- **SELECTED PASSAGE**
Gardner Murphy was a 20th century psychologist who studied personality and social psychology. However, he is best known for his research into parapsychology.
Gardner Murphy was born in Chillicothe, Ohio on July 8, 1895. He studied at Yale University and received his bachelor’s degree in 1916 and his masters from Harvard University in 1917, where he received the Hodgson Fellowship in psychology from 1922–1925. He continued his studies at Columbia University to earn his PhD.
Murphy taught psychology at Columbia from 1921–1940, beginning as a lecturer; he was promoted to instructor in 1925 and to assistant professor in 1929. Murphy accepted a full professorship with City College in New York, where he also served as chairman for the department of psychology from 1940–1952. Next, he became director of research with the Menninger Foundation in Topeka, Kansas, where he remained until 1968. During this time, he published In the Minds of Men and Human Potentialities. From 1968–1973, Murphy returned to teaching psychology at George Washington University in Washington, DC.

- **PROBLEMS**
**A.** Transcribe verbatim the portion of the biographical text on Gardner Murphy from "Gardner Murphy was a" up to and including "research into parapsychology.".
**B.** Format the records from their first line up to and including the line that contains "caption-line: государственных ценных" as a Markdown table with the columns n and Line. Give each line's row number under n and omit blank lines.
The records that follow bear no relation to the biographical text.

Region annotation records:

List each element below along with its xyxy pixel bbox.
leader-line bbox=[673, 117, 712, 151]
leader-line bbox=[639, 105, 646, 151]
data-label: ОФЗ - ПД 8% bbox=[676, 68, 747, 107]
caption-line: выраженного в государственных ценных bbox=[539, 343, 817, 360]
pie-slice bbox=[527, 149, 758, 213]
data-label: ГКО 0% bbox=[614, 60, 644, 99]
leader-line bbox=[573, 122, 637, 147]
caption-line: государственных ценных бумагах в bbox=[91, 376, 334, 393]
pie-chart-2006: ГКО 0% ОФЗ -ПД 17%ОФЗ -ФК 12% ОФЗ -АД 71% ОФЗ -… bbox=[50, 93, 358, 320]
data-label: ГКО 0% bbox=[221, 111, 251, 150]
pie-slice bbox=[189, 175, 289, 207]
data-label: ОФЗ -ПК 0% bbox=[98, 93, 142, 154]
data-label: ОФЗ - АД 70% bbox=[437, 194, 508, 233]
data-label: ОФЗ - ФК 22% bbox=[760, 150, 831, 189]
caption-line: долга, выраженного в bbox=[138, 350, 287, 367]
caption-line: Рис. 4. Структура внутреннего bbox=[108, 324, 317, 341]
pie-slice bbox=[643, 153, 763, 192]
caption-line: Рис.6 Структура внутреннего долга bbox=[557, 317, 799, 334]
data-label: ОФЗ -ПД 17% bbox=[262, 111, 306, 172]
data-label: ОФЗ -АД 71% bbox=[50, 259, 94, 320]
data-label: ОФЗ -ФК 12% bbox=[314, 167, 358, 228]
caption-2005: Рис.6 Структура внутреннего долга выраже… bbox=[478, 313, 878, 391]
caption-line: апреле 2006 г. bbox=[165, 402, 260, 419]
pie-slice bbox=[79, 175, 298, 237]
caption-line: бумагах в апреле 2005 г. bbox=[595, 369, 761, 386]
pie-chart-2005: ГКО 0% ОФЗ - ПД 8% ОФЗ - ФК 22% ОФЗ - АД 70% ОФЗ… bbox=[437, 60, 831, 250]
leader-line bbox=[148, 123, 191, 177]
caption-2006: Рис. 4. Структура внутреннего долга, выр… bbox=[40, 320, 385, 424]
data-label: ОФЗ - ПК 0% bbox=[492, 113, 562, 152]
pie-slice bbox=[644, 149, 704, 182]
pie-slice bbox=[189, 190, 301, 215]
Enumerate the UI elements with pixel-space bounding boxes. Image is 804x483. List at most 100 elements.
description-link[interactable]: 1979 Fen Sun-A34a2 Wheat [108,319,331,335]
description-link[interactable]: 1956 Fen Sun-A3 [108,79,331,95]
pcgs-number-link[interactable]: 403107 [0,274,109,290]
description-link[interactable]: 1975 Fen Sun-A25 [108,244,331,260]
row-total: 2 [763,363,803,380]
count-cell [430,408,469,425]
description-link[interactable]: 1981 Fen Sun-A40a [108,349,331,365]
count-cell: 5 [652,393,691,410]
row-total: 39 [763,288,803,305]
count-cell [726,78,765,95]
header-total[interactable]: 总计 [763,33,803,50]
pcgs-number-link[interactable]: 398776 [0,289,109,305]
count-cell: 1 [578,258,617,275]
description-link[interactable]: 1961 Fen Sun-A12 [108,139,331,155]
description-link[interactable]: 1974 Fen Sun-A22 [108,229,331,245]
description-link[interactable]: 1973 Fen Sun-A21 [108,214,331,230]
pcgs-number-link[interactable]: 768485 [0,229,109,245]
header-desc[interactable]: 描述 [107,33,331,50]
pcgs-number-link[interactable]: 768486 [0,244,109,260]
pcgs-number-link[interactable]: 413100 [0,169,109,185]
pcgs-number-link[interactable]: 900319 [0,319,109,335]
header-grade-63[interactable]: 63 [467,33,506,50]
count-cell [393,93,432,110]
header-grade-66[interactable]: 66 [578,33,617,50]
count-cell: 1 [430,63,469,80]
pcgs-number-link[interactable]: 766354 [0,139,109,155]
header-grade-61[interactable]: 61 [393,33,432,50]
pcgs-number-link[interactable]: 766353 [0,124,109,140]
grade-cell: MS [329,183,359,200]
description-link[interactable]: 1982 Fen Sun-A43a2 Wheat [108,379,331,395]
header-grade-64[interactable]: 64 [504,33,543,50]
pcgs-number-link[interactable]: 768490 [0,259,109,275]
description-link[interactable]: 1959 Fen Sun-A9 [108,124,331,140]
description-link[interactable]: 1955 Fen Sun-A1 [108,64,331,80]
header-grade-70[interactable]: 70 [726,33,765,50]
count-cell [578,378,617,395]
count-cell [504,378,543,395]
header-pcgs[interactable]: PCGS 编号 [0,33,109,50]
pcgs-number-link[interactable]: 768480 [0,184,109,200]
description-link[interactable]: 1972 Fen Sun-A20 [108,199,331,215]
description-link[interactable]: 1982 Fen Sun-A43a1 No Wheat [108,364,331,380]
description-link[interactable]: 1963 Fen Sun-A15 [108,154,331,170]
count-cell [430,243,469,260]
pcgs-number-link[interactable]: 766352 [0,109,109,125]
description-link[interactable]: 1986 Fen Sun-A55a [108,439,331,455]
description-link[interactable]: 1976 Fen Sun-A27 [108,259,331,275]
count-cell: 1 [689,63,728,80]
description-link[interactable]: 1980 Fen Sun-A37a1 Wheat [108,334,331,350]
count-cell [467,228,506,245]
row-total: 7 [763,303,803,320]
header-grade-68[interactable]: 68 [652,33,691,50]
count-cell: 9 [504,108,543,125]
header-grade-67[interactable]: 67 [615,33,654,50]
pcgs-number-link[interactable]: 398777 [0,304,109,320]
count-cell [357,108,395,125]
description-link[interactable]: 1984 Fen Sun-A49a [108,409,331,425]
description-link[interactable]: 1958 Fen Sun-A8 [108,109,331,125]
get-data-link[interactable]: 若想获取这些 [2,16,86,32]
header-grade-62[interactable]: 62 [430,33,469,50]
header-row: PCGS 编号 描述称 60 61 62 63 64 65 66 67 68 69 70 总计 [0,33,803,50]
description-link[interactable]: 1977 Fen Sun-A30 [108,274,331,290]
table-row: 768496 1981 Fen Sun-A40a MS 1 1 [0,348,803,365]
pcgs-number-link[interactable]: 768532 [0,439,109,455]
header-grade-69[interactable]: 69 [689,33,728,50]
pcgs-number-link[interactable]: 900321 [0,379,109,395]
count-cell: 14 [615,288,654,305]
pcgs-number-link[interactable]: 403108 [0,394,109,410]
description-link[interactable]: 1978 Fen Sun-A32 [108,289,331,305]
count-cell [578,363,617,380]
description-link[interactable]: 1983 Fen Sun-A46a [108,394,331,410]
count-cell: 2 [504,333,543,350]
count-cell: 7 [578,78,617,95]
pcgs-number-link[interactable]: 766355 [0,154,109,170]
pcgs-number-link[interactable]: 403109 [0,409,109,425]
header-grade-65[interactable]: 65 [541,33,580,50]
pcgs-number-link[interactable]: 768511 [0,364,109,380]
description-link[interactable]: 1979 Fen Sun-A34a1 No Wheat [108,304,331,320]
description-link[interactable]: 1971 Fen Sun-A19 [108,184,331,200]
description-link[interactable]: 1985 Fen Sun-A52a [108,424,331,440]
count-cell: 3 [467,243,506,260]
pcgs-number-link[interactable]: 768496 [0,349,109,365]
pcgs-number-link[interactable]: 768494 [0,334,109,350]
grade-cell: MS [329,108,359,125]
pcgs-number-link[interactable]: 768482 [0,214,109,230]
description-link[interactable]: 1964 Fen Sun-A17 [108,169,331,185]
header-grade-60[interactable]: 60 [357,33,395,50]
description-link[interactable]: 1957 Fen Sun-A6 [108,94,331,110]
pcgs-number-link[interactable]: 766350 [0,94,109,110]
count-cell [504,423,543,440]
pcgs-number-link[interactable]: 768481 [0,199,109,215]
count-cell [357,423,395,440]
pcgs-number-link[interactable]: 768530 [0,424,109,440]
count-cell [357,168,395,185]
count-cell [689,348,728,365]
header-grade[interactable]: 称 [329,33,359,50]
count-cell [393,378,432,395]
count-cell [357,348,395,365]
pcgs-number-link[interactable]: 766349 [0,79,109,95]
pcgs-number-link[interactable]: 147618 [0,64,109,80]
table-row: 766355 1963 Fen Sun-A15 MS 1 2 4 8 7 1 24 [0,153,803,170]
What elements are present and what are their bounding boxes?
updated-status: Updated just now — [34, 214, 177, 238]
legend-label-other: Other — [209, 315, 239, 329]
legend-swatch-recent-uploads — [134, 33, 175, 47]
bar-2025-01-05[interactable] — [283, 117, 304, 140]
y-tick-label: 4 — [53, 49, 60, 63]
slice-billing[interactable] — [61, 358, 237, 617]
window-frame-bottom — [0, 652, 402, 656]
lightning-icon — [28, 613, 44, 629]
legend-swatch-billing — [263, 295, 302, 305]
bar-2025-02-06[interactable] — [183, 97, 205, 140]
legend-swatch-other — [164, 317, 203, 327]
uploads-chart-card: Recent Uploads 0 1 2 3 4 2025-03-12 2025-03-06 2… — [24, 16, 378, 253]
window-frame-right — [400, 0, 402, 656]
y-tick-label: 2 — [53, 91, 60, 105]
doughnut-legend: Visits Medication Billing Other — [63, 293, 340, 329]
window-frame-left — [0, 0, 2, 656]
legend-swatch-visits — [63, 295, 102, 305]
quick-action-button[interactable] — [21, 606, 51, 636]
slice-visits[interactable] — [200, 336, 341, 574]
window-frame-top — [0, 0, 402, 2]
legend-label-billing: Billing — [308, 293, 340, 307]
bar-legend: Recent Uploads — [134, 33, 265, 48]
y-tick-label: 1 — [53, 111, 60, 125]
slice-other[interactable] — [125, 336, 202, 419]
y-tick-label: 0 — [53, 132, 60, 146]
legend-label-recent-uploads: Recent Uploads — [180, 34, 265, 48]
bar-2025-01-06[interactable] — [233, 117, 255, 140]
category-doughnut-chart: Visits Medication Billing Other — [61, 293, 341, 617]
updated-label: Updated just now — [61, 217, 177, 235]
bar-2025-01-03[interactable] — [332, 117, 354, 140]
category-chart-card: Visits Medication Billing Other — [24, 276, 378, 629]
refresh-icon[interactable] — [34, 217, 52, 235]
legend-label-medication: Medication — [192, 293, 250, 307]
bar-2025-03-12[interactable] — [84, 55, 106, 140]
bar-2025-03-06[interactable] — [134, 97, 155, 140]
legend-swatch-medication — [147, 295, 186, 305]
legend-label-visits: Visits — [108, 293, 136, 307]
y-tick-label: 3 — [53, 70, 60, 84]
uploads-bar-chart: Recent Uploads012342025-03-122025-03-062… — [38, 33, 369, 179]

- **TASK-BY-TASK OUTPUTS**
**A.**
Gardner Murphy was a 20th century psychologist who studied personality and social psychology. However, he is best known for his research into parapsychology.

**B.**
| n | Line |
|---|---|
| 1 | List each element below along with its xyxy pixel bbox. |
| 2 | leader-line bbox=[673, 117, 712, 151] |
| 3 | leader-line bbox=[639, 105, 646, 151] |
| 4 | data-label: ОФЗ - ПД 8% bbox=[676, 68, 747, 107] |
| 5 | caption-line: выраженного в государственных ценных bbox=[539, 343, 817, 360] |
| 6 | pie-slice bbox=[527, 149, 758, 213] |
| 7 | data-label: ГКО 0% bbox=[614, 60, 644, 99] |
| 8 | leader-line bbox=[573, 122, 637, 147] |
| 9 | caption-line: государственных ценных бумагах в bbox=[91, 376, 334, 393] |